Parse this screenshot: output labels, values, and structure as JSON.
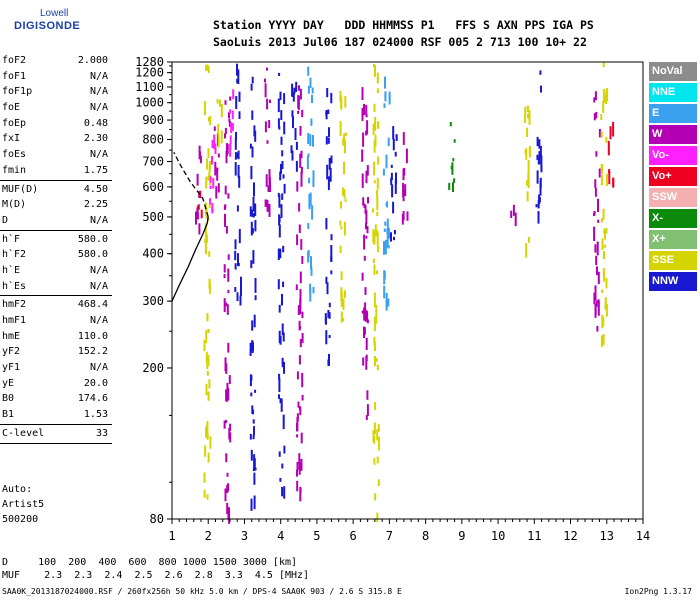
{
  "logo": {
    "line1": "Lowell",
    "line2": "DIGISONDE"
  },
  "header": {
    "labels": "Station YYYY DAY   DDD HHMMSS P1   FFS S AXN PPS IGA PS",
    "values": "SaoLuis 2013 Jul06 187 024000 RSF 005 2 713 100 10+ 22"
  },
  "params": [
    [
      {
        "label": "foF2",
        "value": "2.000"
      },
      {
        "label": "foF1",
        "value": "N/A"
      },
      {
        "label": "foF1p",
        "value": "N/A"
      },
      {
        "label": "foE",
        "value": "N/A"
      },
      {
        "label": "foEp",
        "value": "0.48"
      },
      {
        "label": "fxI",
        "value": "2.30"
      },
      {
        "label": "foEs",
        "value": "N/A"
      },
      {
        "label": "fmin",
        "value": "1.75"
      }
    ],
    [
      {
        "label": "MUF(D)",
        "value": "4.50"
      },
      {
        "label": "M(D)",
        "value": "2.25"
      },
      {
        "label": "D",
        "value": "N/A"
      }
    ],
    [
      {
        "label": "h`F",
        "value": "580.0"
      },
      {
        "label": "h`F2",
        "value": "580.0"
      },
      {
        "label": "h`E",
        "value": "N/A"
      },
      {
        "label": "h`Es",
        "value": "N/A"
      }
    ],
    [
      {
        "label": "hmF2",
        "value": "468.4"
      },
      {
        "label": "hmF1",
        "value": "N/A"
      },
      {
        "label": "hmE",
        "value": "110.0"
      },
      {
        "label": "yF2",
        "value": "152.2"
      },
      {
        "label": "yF1",
        "value": "N/A"
      },
      {
        "label": "yE",
        "value": "20.0"
      },
      {
        "label": "B0",
        "value": "174.6"
      },
      {
        "label": "B1",
        "value": "1.53"
      }
    ],
    [
      {
        "label": "C-level",
        "value": "33"
      }
    ]
  ],
  "autoscale": {
    "line1": "Auto:",
    "line2": "Artist5",
    "line3": "500200"
  },
  "bottom": {
    "d_row": "D     100  200  400  600  800 1000 1500 3000 [km]",
    "muf_row": "MUF    2.3  2.3  2.4  2.5  2.6  2.8  3.3  4.5 [MHz]"
  },
  "footer": {
    "left": "SAA0K_2013187024000.RSF / 260fx256h 50 kHz 5.0 km / DPS-4 SAA0K 903 / 2.6 S 315.8 E",
    "right": "Ion2Png 1.3.17"
  },
  "legend": [
    {
      "label": "NoVal",
      "color": "#8c8c8c"
    },
    {
      "label": "NNE",
      "color": "#00e5ee"
    },
    {
      "label": "E",
      "color": "#3aa0f0"
    },
    {
      "label": "W",
      "color": "#b400b4"
    },
    {
      "label": "Vo-",
      "color": "#ff20ff"
    },
    {
      "label": "Vo+",
      "color": "#ee0020"
    },
    {
      "label": "SSW",
      "color": "#f4b0b0"
    },
    {
      "label": "X-",
      "color": "#0c8a0c"
    },
    {
      "label": "X+",
      "color": "#80c070"
    },
    {
      "label": "SSE",
      "color": "#d4d400"
    },
    {
      "label": "NNW",
      "color": "#1818d0"
    }
  ],
  "chart_data": {
    "type": "scatter",
    "title": "",
    "xlabel": "",
    "ylabel": "",
    "xlim": [
      1,
      14
    ],
    "ylim": [
      80,
      1280
    ],
    "x_ticks": [
      "1",
      "2",
      "3",
      "4",
      "5",
      "6",
      "7",
      "8",
      "9",
      "10",
      "11",
      "12",
      "13",
      "14"
    ],
    "y_ticks": [
      "80",
      "200",
      "300",
      "400",
      "500",
      "600",
      "700",
      "800",
      "900",
      "1000",
      "1100",
      "1200",
      "1280"
    ],
    "y_scale": "log",
    "grid": false,
    "profile_solid": [
      [
        1.0,
        300
      ],
      [
        1.2,
        330
      ],
      [
        1.45,
        370
      ],
      [
        1.65,
        410
      ],
      [
        1.85,
        450
      ],
      [
        1.97,
        480
      ],
      [
        2.0,
        500
      ]
    ],
    "profile_dashed": [
      [
        2.0,
        500
      ],
      [
        1.85,
        560
      ],
      [
        1.5,
        620
      ],
      [
        1.25,
        680
      ],
      [
        1.05,
        740
      ]
    ],
    "echo_columns": [
      {
        "f": 1.7,
        "lo": 480,
        "hi": 850,
        "color": "#b400b4"
      },
      {
        "f": 1.75,
        "lo": 520,
        "hi": 620,
        "color": "#ee0020"
      },
      {
        "f": 1.95,
        "lo": 82,
        "hi": 1280,
        "color": "#d4d400"
      },
      {
        "f": 2.1,
        "lo": 520,
        "hi": 1000,
        "color": "#ff20ff"
      },
      {
        "f": 2.2,
        "lo": 600,
        "hi": 950,
        "color": "#b400b4"
      },
      {
        "f": 2.3,
        "lo": 800,
        "hi": 1100,
        "color": "#d4d400"
      },
      {
        "f": 2.5,
        "lo": 82,
        "hi": 1050,
        "color": "#b400b4"
      },
      {
        "f": 2.6,
        "lo": 700,
        "hi": 1100,
        "color": "#ff20ff"
      },
      {
        "f": 2.8,
        "lo": 300,
        "hi": 1280,
        "color": "#1818d0"
      },
      {
        "f": 3.2,
        "lo": 90,
        "hi": 1200,
        "color": "#1818d0"
      },
      {
        "f": 3.6,
        "lo": 500,
        "hi": 1250,
        "color": "#b400b4"
      },
      {
        "f": 4.0,
        "lo": 82,
        "hi": 1200,
        "color": "#1818d0"
      },
      {
        "f": 4.35,
        "lo": 600,
        "hi": 1150,
        "color": "#1818d0"
      },
      {
        "f": 4.5,
        "lo": 90,
        "hi": 1280,
        "color": "#b400b4"
      },
      {
        "f": 4.8,
        "lo": 300,
        "hi": 1250,
        "color": "#3aa0f0"
      },
      {
        "f": 5.3,
        "lo": 200,
        "hi": 1100,
        "color": "#1818d0"
      },
      {
        "f": 5.7,
        "lo": 250,
        "hi": 1100,
        "color": "#d4d400"
      },
      {
        "f": 6.3,
        "lo": 150,
        "hi": 1250,
        "color": "#b400b4"
      },
      {
        "f": 6.6,
        "lo": 82,
        "hi": 1280,
        "color": "#d4d400"
      },
      {
        "f": 6.9,
        "lo": 300,
        "hi": 1280,
        "color": "#3aa0f0"
      },
      {
        "f": 7.1,
        "lo": 400,
        "hi": 900,
        "color": "#1818d0"
      },
      {
        "f": 7.4,
        "lo": 500,
        "hi": 900,
        "color": "#b400b4"
      },
      {
        "f": 8.7,
        "lo": 600,
        "hi": 950,
        "color": "#0c8a0c"
      },
      {
        "f": 10.4,
        "lo": 480,
        "hi": 560,
        "color": "#b400b4"
      },
      {
        "f": 10.8,
        "lo": 400,
        "hi": 1000,
        "color": "#d4d400"
      },
      {
        "f": 11.1,
        "lo": 470,
        "hi": 1280,
        "color": "#1818d0"
      },
      {
        "f": 12.7,
        "lo": 250,
        "hi": 1100,
        "color": "#b400b4"
      },
      {
        "f": 12.9,
        "lo": 200,
        "hi": 1280,
        "color": "#d4d400"
      },
      {
        "f": 13.1,
        "lo": 600,
        "hi": 900,
        "color": "#ee0020"
      }
    ]
  }
}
--------------------------------------------------
= WHAT IS ASKED =
Without the pictures, transcribe the listing above exactly.

= SOLUTION =
Parse this screenshot: output labels, values, and structure as JSON.
{
  "logo": {
    "line1": "Lowell",
    "line2": "DIGISONDE"
  },
  "header": {
    "labels": "Station YYYY DAY   DDD HHMMSS P1   FFS S AXN PPS IGA PS",
    "values": "SaoLuis 2013 Jul06 187 024000 RSF 005 2 713 100 10+ 22"
  },
  "params": [
    [
      {
        "label": "foF2",
        "value": "2.000"
      },
      {
        "label": "foF1",
        "value": "N/A"
      },
      {
        "label": "foF1p",
        "value": "N/A"
      },
      {
        "label": "foE",
        "value": "N/A"
      },
      {
        "label": "foEp",
        "value": "0.48"
      },
      {
        "label": "fxI",
        "value": "2.30"
      },
      {
        "label": "foEs",
        "value": "N/A"
      },
      {
        "label": "fmin",
        "value": "1.75"
      }
    ],
    [
      {
        "label": "MUF(D)",
        "value": "4.50"
      },
      {
        "label": "M(D)",
        "value": "2.25"
      },
      {
        "label": "D",
        "value": "N/A"
      }
    ],
    [
      {
        "label": "h`F",
        "value": "580.0"
      },
      {
        "label": "h`F2",
        "value": "580.0"
      },
      {
        "label": "h`E",
        "value": "N/A"
      },
      {
        "label": "h`Es",
        "value": "N/A"
      }
    ],
    [
      {
        "label": "hmF2",
        "value": "468.4"
      },
      {
        "label": "hmF1",
        "value": "N/A"
      },
      {
        "label": "hmE",
        "value": "110.0"
      },
      {
        "label": "yF2",
        "value": "152.2"
      },
      {
        "label": "yF1",
        "value": "N/A"
      },
      {
        "label": "yE",
        "value": "20.0"
      },
      {
        "label": "B0",
        "value": "174.6"
      },
      {
        "label": "B1",
        "value": "1.53"
      }
    ],
    [
      {
        "label": "C-level",
        "value": "33"
      }
    ]
  ],
  "autoscale": {
    "line1": "Auto:",
    "line2": "Artist5",
    "line3": "500200"
  },
  "bottom": {
    "d_row": "D     100  200  400  600  800 1000 1500 3000 [km]",
    "muf_row": "MUF    2.3  2.3  2.4  2.5  2.6  2.8  3.3  4.5 [MHz]"
  },
  "footer": {
    "left": "SAA0K_2013187024000.RSF / 260fx256h 50 kHz 5.0 km / DPS-4 SAA0K 903 / 2.6 S 315.8 E",
    "right": "Ion2Png 1.3.17"
  },
  "legend": [
    {
      "label": "NoVal",
      "color": "#8c8c8c"
    },
    {
      "label": "NNE",
      "color": "#00e5ee"
    },
    {
      "label": "E",
      "color": "#3aa0f0"
    },
    {
      "label": "W",
      "color": "#b400b4"
    },
    {
      "label": "Vo-",
      "color": "#ff20ff"
    },
    {
      "label": "Vo+",
      "color": "#ee0020"
    },
    {
      "label": "SSW",
      "color": "#f4b0b0"
    },
    {
      "label": "X-",
      "color": "#0c8a0c"
    },
    {
      "label": "X+",
      "color": "#80c070"
    },
    {
      "label": "SSE",
      "color": "#d4d400"
    },
    {
      "label": "NNW",
      "color": "#1818d0"
    }
  ],
  "chart_data": {
    "type": "scatter",
    "title": "",
    "xlabel": "",
    "ylabel": "",
    "xlim": [
      1,
      14
    ],
    "ylim": [
      80,
      1280
    ],
    "x_ticks": [
      "1",
      "2",
      "3",
      "4",
      "5",
      "6",
      "7",
      "8",
      "9",
      "10",
      "11",
      "12",
      "13",
      "14"
    ],
    "y_ticks": [
      "80",
      "200",
      "300",
      "400",
      "500",
      "600",
      "700",
      "800",
      "900",
      "1000",
      "1100",
      "1200",
      "1280"
    ],
    "y_scale": "log",
    "grid": false,
    "profile_solid": [
      [
        1.0,
        300
      ],
      [
        1.2,
        330
      ],
      [
        1.45,
        370
      ],
      [
        1.65,
        410
      ],
      [
        1.85,
        450
      ],
      [
        1.97,
        480
      ],
      [
        2.0,
        500
      ]
    ],
    "profile_dashed": [
      [
        2.0,
        500
      ],
      [
        1.85,
        560
      ],
      [
        1.5,
        620
      ],
      [
        1.25,
        680
      ],
      [
        1.05,
        740
      ]
    ],
    "echo_columns": [
      {
        "f": 1.7,
        "lo": 480,
        "hi": 850,
        "color": "#b400b4"
      },
      {
        "f": 1.75,
        "lo": 520,
        "hi": 620,
        "color": "#ee0020"
      },
      {
        "f": 1.95,
        "lo": 82,
        "hi": 1280,
        "color": "#d4d400"
      },
      {
        "f": 2.1,
        "lo": 520,
        "hi": 1000,
        "color": "#ff20ff"
      },
      {
        "f": 2.2,
        "lo": 600,
        "hi": 950,
        "color": "#b400b4"
      },
      {
        "f": 2.3,
        "lo": 800,
        "hi": 1100,
        "color": "#d4d400"
      },
      {
        "f": 2.5,
        "lo": 82,
        "hi": 1050,
        "color": "#b400b4"
      },
      {
        "f": 2.6,
        "lo": 700,
        "hi": 1100,
        "color": "#ff20ff"
      },
      {
        "f": 2.8,
        "lo": 300,
        "hi": 1280,
        "color": "#1818d0"
      },
      {
        "f": 3.2,
        "lo": 90,
        "hi": 1200,
        "color": "#1818d0"
      },
      {
        "f": 3.6,
        "lo": 500,
        "hi": 1250,
        "color": "#b400b4"
      },
      {
        "f": 4.0,
        "lo": 82,
        "hi": 1200,
        "color": "#1818d0"
      },
      {
        "f": 4.35,
        "lo": 600,
        "hi": 1150,
        "color": "#1818d0"
      },
      {
        "f": 4.5,
        "lo": 90,
        "hi": 1280,
        "color": "#b400b4"
      },
      {
        "f": 4.8,
        "lo": 300,
        "hi": 1250,
        "color": "#3aa0f0"
      },
      {
        "f": 5.3,
        "lo": 200,
        "hi": 1100,
        "color": "#1818d0"
      },
      {
        "f": 5.7,
        "lo": 250,
        "hi": 1100,
        "color": "#d4d400"
      },
      {
        "f": 6.3,
        "lo": 150,
        "hi": 1250,
        "color": "#b400b4"
      },
      {
        "f": 6.6,
        "lo": 82,
        "hi": 1280,
        "color": "#d4d400"
      },
      {
        "f": 6.9,
        "lo": 300,
        "hi": 1280,
        "color": "#3aa0f0"
      },
      {
        "f": 7.1,
        "lo": 400,
        "hi": 900,
        "color": "#1818d0"
      },
      {
        "f": 7.4,
        "lo": 500,
        "hi": 900,
        "color": "#b400b4"
      },
      {
        "f": 8.7,
        "lo": 600,
        "hi": 950,
        "color": "#0c8a0c"
      },
      {
        "f": 10.4,
        "lo": 480,
        "hi": 560,
        "color": "#b400b4"
      },
      {
        "f": 10.8,
        "lo": 400,
        "hi": 1000,
        "color": "#d4d400"
      },
      {
        "f": 11.1,
        "lo": 470,
        "hi": 1280,
        "color": "#1818d0"
      },
      {
        "f": 12.7,
        "lo": 250,
        "hi": 1100,
        "color": "#b400b4"
      },
      {
        "f": 12.9,
        "lo": 200,
        "hi": 1280,
        "color": "#d4d400"
      },
      {
        "f": 13.1,
        "lo": 600,
        "hi": 900,
        "color": "#ee0020"
      }
    ]
  }
}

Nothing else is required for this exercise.